WHAT YOU HAVE TO DO: Write out the whole listing again, exactly as given.

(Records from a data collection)
╭──

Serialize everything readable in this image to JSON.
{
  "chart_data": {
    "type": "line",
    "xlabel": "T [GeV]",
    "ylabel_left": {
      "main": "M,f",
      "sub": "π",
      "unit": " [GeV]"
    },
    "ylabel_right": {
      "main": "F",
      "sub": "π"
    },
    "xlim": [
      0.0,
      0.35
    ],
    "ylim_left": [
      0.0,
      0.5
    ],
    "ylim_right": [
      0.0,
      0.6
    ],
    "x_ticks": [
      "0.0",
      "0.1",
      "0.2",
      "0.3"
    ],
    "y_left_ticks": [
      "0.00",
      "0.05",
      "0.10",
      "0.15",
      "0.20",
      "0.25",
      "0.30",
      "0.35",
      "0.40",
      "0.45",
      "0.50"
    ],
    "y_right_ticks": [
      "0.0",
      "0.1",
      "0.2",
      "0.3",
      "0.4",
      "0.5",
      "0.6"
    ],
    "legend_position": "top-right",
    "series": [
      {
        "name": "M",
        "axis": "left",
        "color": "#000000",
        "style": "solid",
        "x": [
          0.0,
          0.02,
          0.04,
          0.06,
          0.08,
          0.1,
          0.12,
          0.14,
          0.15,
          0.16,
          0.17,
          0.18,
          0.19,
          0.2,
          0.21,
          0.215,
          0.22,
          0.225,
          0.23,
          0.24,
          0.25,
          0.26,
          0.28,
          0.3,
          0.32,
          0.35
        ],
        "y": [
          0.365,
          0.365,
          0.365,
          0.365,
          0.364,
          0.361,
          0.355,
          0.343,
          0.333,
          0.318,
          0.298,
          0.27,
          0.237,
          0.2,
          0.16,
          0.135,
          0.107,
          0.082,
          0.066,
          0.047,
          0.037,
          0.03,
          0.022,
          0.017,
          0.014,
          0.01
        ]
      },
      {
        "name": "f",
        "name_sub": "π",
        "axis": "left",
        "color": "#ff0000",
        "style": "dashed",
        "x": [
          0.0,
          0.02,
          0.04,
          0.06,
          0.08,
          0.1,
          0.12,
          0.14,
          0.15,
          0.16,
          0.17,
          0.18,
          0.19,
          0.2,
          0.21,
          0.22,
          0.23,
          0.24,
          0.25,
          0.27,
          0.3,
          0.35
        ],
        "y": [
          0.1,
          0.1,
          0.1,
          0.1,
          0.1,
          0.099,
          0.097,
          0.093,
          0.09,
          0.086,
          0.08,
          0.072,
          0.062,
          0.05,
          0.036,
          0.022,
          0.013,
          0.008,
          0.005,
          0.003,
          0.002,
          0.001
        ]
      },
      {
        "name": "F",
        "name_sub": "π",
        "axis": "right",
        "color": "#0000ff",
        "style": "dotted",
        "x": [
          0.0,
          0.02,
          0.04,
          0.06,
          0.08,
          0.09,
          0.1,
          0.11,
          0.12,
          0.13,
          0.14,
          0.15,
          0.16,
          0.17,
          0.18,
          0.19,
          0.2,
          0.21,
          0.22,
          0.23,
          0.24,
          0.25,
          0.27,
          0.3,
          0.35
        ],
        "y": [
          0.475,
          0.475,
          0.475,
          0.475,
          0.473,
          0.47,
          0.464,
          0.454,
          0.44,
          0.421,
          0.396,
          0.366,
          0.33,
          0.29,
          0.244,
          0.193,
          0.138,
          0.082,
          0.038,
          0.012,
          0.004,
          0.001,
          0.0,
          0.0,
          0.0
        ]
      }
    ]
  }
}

╰──

ANSWER IN FULL:
Serialize everything readable in this image to JSON.
{
  "chart_data": {
    "type": "line",
    "xlabel": "T [GeV]",
    "ylabel_left": {
      "main": "M,f",
      "sub": "π",
      "unit": " [GeV]"
    },
    "ylabel_right": {
      "main": "F",
      "sub": "π"
    },
    "xlim": [
      0.0,
      0.35
    ],
    "ylim_left": [
      0.0,
      0.5
    ],
    "ylim_right": [
      0.0,
      0.6
    ],
    "x_ticks": [
      "0.0",
      "0.1",
      "0.2",
      "0.3"
    ],
    "y_left_ticks": [
      "0.00",
      "0.05",
      "0.10",
      "0.15",
      "0.20",
      "0.25",
      "0.30",
      "0.35",
      "0.40",
      "0.45",
      "0.50"
    ],
    "y_right_ticks": [
      "0.0",
      "0.1",
      "0.2",
      "0.3",
      "0.4",
      "0.5",
      "0.6"
    ],
    "legend_position": "top-right",
    "series": [
      {
        "name": "M",
        "axis": "left",
        "color": "#000000",
        "style": "solid",
        "x": [
          0.0,
          0.02,
          0.04,
          0.06,
          0.08,
          0.1,
          0.12,
          0.14,
          0.15,
          0.16,
          0.17,
          0.18,
          0.19,
          0.2,
          0.21,
          0.215,
          0.22,
          0.225,
          0.23,
          0.24,
          0.25,
          0.26,
          0.28,
          0.3,
          0.32,
          0.35
        ],
        "y": [
          0.365,
          0.365,
          0.365,
          0.365,
          0.364,
          0.361,
          0.355,
          0.343,
          0.333,
          0.318,
          0.298,
          0.27,
          0.237,
          0.2,
          0.16,
          0.135,
          0.107,
          0.082,
          0.066,
          0.047,
          0.037,
          0.03,
          0.022,
          0.017,
          0.014,
          0.01
        ]
      },
      {
        "name": "f",
        "name_sub": "π",
        "axis": "left",
        "color": "#ff0000",
        "style": "dashed",
        "x": [
          0.0,
          0.02,
          0.04,
          0.06,
          0.08,
          0.1,
          0.12,
          0.14,
          0.15,
          0.16,
          0.17,
          0.18,
          0.19,
          0.2,
          0.21,
          0.22,
          0.23,
          0.24,
          0.25,
          0.27,
          0.3,
          0.35
        ],
        "y": [
          0.1,
          0.1,
          0.1,
          0.1,
          0.1,
          0.099,
          0.097,
          0.093,
          0.09,
          0.086,
          0.08,
          0.072,
          0.062,
          0.05,
          0.036,
          0.022,
          0.013,
          0.008,
          0.005,
          0.003,
          0.002,
          0.001
        ]
      },
      {
        "name": "F",
        "name_sub": "π",
        "axis": "right",
        "color": "#0000ff",
        "style": "dotted",
        "x": [
          0.0,
          0.02,
          0.04,
          0.06,
          0.08,
          0.09,
          0.1,
          0.11,
          0.12,
          0.13,
          0.14,
          0.15,
          0.16,
          0.17,
          0.18,
          0.19,
          0.2,
          0.21,
          0.22,
          0.23,
          0.24,
          0.25,
          0.27,
          0.3,
          0.35
        ],
        "y": [
          0.475,
          0.475,
          0.475,
          0.475,
          0.473,
          0.47,
          0.464,
          0.454,
          0.44,
          0.421,
          0.396,
          0.366,
          0.33,
          0.29,
          0.244,
          0.193,
          0.138,
          0.082,
          0.038,
          0.012,
          0.004,
          0.001,
          0.0,
          0.0,
          0.0
        ]
      }
    ]
  }
}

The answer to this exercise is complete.